## start

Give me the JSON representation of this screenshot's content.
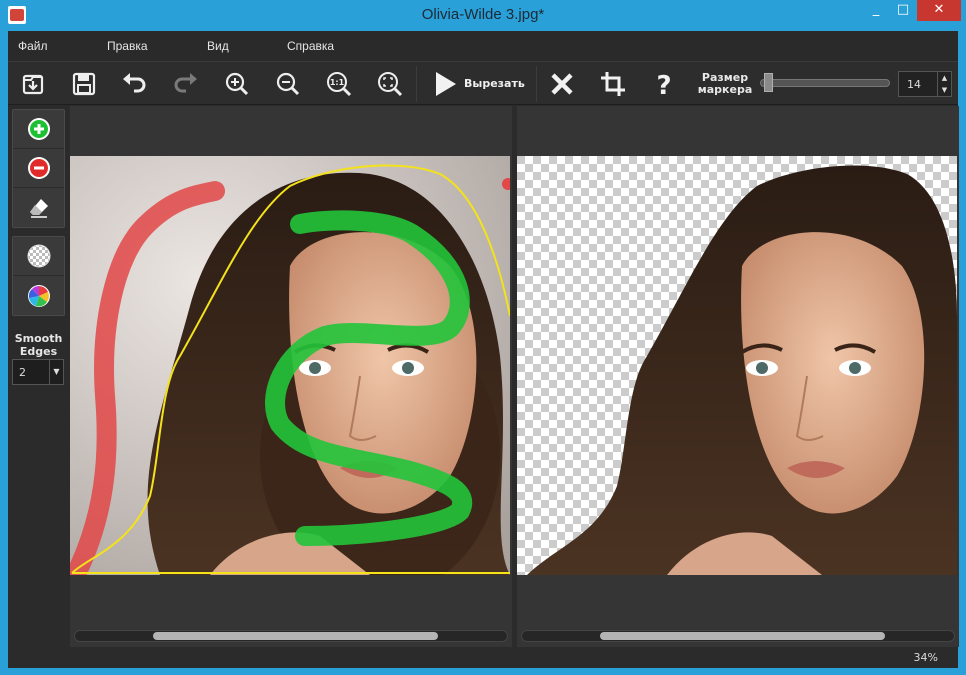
{
  "window": {
    "title": "Olivia-Wilde 3.jpg*"
  },
  "window_controls": {
    "minimize": "_",
    "maximize": "□",
    "close": "✕"
  },
  "menu": {
    "items": [
      "Файл",
      "Правка",
      "Вид",
      "Справка"
    ]
  },
  "toolbar": {
    "cut_label": "Вырезать",
    "brush_size_label": "Размер маркера",
    "brush_size_value": "14",
    "brush_size_level": 0.03,
    "icons": [
      "open-icon",
      "save-icon",
      "undo-icon",
      "redo-icon",
      "zoom-in-icon",
      "zoom-out-icon",
      "zoom-actual-icon",
      "zoom-fit-icon",
      "play-icon",
      "close-icon",
      "crop-icon",
      "help-icon"
    ]
  },
  "tools": {
    "icons": [
      "add-marker-icon",
      "remove-marker-icon",
      "eraser-icon",
      "transparent-bg-icon",
      "color-bg-icon"
    ],
    "smooth_edges_label": "Smooth Edges",
    "smooth_edges_value": "2"
  },
  "status": {
    "zoom": "34%"
  },
  "colors": {
    "keep_marker": "#22c43a",
    "remove_marker": "#e04848",
    "selection_outline": "#f4e21a",
    "title_bar": "#2aa0d8",
    "close_button": "#c7372f"
  },
  "scrollbars": {
    "left_position": 0.18,
    "left_visible": 0.66,
    "right_position": 0.18,
    "right_visible": 0.66
  }
}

## end

Return every line of the records exactly as given, pictures excluded.

Give me the JSON representation of this screenshot's content.
{
  "window": {
    "title": "Olivia-Wilde 3.jpg*"
  },
  "window_controls": {
    "minimize": "_",
    "maximize": "□",
    "close": "✕"
  },
  "menu": {
    "items": [
      "Файл",
      "Правка",
      "Вид",
      "Справка"
    ]
  },
  "toolbar": {
    "cut_label": "Вырезать",
    "brush_size_label": "Размер маркера",
    "brush_size_value": "14",
    "brush_size_level": 0.03,
    "icons": [
      "open-icon",
      "save-icon",
      "undo-icon",
      "redo-icon",
      "zoom-in-icon",
      "zoom-out-icon",
      "zoom-actual-icon",
      "zoom-fit-icon",
      "play-icon",
      "close-icon",
      "crop-icon",
      "help-icon"
    ]
  },
  "tools": {
    "icons": [
      "add-marker-icon",
      "remove-marker-icon",
      "eraser-icon",
      "transparent-bg-icon",
      "color-bg-icon"
    ],
    "smooth_edges_label": "Smooth Edges",
    "smooth_edges_value": "2"
  },
  "status": {
    "zoom": "34%"
  },
  "colors": {
    "keep_marker": "#22c43a",
    "remove_marker": "#e04848",
    "selection_outline": "#f4e21a",
    "title_bar": "#2aa0d8",
    "close_button": "#c7372f"
  },
  "scrollbars": {
    "left_position": 0.18,
    "left_visible": 0.66,
    "right_position": 0.18,
    "right_visible": 0.66
  }
}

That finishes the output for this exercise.